• _EXERCISE DESCRIPTION_
Set down precisely the lines from the line with "Give me the" through the end of the material, inclusive, and no pictures.

Stored entries
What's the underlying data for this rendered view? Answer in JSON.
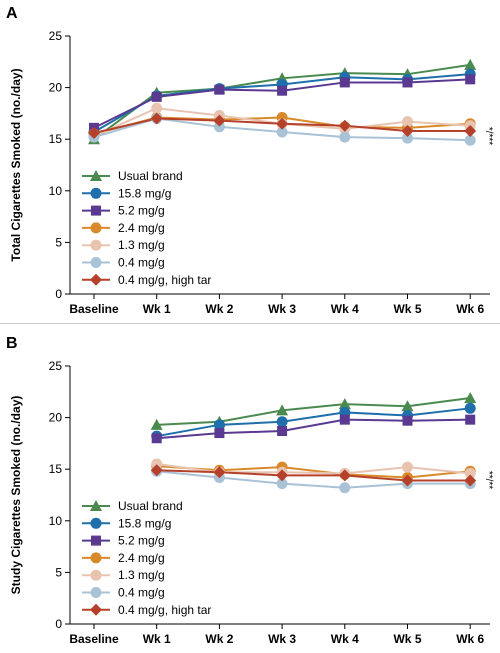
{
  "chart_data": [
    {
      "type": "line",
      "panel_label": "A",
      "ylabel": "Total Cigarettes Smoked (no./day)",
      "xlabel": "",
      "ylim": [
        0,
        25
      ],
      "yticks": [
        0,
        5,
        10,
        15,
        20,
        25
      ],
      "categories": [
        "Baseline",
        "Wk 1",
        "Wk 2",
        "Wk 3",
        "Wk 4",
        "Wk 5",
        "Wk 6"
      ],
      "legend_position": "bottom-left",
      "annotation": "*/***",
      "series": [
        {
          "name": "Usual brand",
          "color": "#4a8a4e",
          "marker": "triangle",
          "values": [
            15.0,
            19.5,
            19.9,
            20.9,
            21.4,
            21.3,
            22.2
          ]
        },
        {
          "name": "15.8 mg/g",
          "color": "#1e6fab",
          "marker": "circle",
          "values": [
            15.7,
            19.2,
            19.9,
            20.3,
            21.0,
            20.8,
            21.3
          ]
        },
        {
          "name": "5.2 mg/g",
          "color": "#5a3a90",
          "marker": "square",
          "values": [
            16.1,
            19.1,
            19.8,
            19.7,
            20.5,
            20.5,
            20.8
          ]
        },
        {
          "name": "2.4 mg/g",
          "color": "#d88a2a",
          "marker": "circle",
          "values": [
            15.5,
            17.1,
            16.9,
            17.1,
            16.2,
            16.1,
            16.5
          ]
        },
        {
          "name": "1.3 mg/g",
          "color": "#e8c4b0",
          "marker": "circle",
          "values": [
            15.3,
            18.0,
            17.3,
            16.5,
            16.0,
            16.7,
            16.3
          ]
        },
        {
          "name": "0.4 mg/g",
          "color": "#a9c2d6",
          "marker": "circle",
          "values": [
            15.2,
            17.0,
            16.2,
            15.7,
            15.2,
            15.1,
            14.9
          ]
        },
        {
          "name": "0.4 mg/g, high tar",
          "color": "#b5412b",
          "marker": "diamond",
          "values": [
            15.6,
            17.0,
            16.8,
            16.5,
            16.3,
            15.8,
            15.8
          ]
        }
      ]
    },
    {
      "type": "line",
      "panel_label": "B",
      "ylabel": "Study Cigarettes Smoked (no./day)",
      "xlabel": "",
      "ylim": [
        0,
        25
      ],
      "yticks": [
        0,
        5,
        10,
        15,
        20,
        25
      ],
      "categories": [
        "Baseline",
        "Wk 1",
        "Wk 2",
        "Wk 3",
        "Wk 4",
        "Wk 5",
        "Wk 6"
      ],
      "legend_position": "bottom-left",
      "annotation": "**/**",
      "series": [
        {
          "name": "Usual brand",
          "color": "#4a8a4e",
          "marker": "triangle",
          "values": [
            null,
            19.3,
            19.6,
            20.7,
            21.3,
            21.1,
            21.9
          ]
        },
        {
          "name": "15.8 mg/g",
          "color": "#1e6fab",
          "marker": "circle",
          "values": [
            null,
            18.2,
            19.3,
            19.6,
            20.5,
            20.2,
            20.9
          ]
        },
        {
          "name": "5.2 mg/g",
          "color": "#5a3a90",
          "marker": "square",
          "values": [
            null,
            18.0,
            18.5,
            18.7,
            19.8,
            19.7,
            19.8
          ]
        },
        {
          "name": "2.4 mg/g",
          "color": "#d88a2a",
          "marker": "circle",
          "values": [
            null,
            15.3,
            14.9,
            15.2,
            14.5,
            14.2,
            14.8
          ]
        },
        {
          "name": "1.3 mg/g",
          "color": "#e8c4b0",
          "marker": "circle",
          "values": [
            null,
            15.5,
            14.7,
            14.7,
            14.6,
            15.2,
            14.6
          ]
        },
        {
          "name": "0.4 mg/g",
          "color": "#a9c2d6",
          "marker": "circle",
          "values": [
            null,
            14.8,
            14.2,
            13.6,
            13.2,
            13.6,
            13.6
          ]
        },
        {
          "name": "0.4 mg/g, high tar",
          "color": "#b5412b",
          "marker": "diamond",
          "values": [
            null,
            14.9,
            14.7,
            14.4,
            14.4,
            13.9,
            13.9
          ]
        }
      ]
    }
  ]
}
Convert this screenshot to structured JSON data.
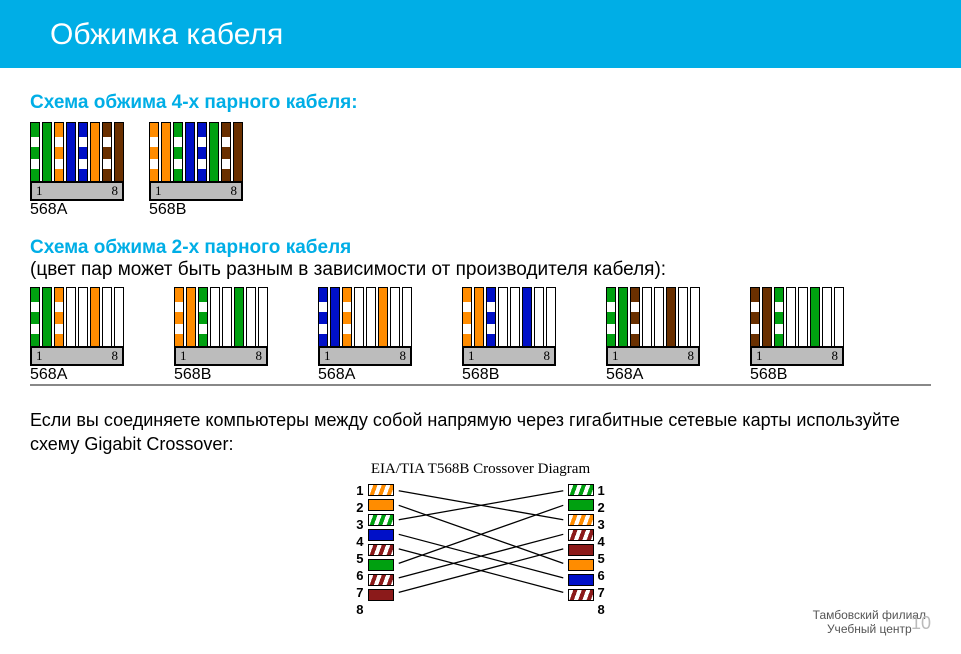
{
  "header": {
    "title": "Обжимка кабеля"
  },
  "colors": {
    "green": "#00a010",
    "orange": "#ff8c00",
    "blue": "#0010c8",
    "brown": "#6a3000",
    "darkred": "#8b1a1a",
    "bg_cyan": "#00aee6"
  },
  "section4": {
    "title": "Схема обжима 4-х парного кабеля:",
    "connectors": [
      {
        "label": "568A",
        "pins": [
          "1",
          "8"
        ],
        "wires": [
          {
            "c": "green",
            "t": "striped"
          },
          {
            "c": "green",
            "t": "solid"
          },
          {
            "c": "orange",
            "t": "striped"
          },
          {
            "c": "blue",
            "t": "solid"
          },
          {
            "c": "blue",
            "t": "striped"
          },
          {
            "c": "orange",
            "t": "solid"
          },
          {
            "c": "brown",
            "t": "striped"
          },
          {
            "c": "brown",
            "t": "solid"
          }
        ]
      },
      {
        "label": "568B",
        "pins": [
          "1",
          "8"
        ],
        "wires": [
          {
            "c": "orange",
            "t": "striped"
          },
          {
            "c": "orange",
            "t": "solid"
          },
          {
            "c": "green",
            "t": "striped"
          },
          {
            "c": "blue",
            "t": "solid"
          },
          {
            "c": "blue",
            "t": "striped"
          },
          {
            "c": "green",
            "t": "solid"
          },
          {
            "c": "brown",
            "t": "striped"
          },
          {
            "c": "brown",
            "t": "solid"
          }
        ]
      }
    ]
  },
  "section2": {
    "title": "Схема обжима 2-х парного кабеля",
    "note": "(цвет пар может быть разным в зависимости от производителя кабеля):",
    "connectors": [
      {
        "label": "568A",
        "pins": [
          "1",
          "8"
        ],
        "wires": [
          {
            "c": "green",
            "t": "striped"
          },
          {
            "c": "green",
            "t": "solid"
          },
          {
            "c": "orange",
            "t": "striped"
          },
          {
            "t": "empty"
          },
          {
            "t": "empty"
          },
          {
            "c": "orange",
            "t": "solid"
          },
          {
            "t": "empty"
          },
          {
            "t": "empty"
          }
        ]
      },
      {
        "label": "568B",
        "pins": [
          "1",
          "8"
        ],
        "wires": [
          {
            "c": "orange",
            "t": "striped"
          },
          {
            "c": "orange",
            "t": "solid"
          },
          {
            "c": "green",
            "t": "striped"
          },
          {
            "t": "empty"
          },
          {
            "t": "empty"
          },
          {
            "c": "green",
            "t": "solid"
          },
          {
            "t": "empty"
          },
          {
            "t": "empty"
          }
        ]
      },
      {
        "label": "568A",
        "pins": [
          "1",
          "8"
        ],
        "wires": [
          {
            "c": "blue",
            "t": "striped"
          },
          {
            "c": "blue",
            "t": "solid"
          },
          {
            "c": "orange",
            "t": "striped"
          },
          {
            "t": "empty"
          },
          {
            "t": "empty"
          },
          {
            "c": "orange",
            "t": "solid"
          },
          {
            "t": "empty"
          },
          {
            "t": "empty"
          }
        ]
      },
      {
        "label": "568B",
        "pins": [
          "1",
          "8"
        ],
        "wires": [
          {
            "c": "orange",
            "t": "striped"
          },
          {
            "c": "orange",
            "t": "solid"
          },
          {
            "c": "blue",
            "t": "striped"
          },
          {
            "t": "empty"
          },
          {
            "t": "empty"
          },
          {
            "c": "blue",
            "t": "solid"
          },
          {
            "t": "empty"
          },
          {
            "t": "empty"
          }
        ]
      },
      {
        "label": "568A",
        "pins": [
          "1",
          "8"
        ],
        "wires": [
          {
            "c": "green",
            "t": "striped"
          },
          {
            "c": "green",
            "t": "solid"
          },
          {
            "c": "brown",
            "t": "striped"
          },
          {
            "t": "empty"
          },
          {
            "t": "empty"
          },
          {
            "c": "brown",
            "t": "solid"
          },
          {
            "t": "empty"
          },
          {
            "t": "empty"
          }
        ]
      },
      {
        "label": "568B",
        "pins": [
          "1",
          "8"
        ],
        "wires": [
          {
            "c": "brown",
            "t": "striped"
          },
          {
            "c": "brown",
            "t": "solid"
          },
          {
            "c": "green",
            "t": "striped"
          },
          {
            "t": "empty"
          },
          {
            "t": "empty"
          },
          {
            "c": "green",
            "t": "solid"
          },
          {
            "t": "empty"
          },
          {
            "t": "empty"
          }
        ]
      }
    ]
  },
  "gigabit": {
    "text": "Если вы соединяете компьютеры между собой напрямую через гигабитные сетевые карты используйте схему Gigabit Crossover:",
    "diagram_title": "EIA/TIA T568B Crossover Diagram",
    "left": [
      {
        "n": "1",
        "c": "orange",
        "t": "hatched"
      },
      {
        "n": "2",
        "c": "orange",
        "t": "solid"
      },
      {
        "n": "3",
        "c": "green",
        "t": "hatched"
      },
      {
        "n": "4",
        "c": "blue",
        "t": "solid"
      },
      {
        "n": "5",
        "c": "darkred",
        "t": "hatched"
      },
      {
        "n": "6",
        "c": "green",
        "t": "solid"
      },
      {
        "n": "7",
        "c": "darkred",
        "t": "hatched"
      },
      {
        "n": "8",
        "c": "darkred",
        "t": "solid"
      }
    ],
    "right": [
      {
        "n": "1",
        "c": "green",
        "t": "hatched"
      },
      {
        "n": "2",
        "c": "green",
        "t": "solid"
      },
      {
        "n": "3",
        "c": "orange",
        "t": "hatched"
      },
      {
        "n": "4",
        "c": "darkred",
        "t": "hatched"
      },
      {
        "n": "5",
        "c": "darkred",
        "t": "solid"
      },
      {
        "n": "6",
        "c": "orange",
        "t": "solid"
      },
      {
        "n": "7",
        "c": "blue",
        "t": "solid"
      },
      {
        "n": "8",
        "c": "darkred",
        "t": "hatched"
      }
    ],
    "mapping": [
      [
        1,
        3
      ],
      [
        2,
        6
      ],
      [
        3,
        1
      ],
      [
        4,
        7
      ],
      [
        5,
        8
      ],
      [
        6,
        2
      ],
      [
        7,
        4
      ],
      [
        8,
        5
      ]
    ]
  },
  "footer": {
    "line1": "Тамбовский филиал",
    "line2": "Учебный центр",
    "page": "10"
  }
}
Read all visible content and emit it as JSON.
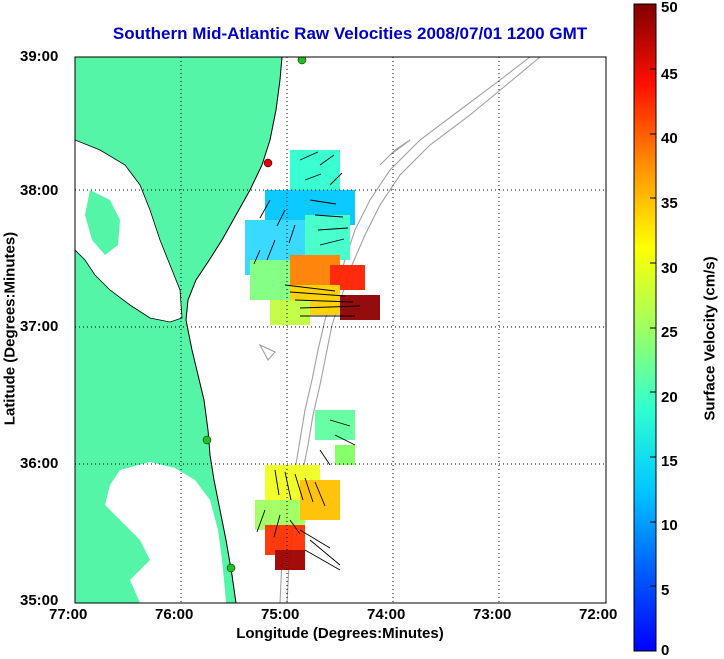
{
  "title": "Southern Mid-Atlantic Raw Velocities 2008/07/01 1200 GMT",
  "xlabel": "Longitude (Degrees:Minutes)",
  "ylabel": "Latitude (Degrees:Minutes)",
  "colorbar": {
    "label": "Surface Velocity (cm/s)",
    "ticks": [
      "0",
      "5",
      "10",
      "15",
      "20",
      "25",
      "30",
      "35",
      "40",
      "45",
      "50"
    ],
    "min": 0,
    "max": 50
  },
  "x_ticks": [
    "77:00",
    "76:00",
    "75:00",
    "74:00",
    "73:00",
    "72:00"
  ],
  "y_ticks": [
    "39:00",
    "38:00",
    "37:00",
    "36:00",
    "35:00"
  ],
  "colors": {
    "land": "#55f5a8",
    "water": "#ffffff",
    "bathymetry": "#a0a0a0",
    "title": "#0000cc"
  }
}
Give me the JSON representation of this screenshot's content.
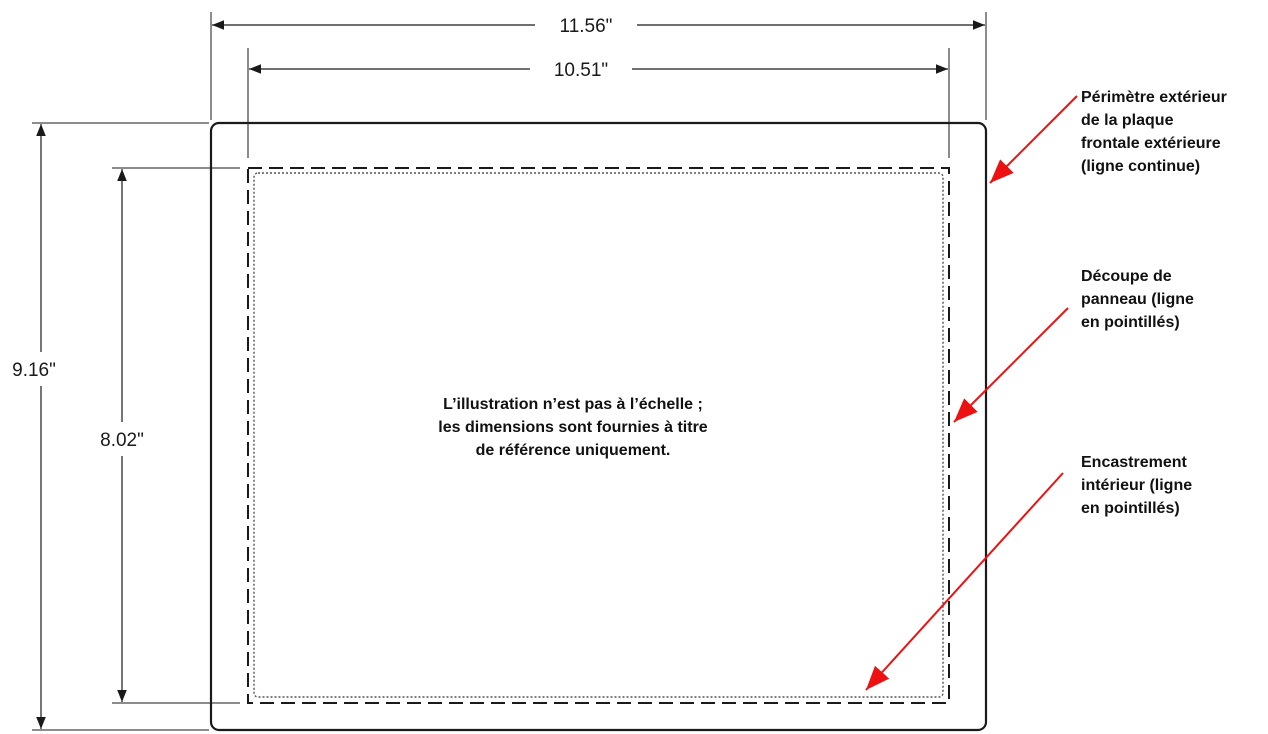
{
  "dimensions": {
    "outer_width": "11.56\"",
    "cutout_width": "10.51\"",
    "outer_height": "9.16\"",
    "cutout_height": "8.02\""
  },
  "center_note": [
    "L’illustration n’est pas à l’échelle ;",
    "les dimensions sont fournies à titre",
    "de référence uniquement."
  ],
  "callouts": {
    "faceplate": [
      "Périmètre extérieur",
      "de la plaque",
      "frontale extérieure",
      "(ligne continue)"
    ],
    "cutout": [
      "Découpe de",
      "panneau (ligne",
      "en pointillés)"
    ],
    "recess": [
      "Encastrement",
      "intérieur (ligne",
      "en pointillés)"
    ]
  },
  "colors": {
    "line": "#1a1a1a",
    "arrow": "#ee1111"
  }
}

• _PROBLEM SOLUTION_
Give me the JSON representation of this screenshot's content.
{
  "dimensions": {
    "outer_width": "11.56\"",
    "cutout_width": "10.51\"",
    "outer_height": "9.16\"",
    "cutout_height": "8.02\""
  },
  "center_note": [
    "L’illustration n’est pas à l’échelle ;",
    "les dimensions sont fournies à titre",
    "de référence uniquement."
  ],
  "callouts": {
    "faceplate": [
      "Périmètre extérieur",
      "de la plaque",
      "frontale extérieure",
      "(ligne continue)"
    ],
    "cutout": [
      "Découpe de",
      "panneau (ligne",
      "en pointillés)"
    ],
    "recess": [
      "Encastrement",
      "intérieur (ligne",
      "en pointillés)"
    ]
  },
  "colors": {
    "line": "#1a1a1a",
    "arrow": "#ee1111"
  }
}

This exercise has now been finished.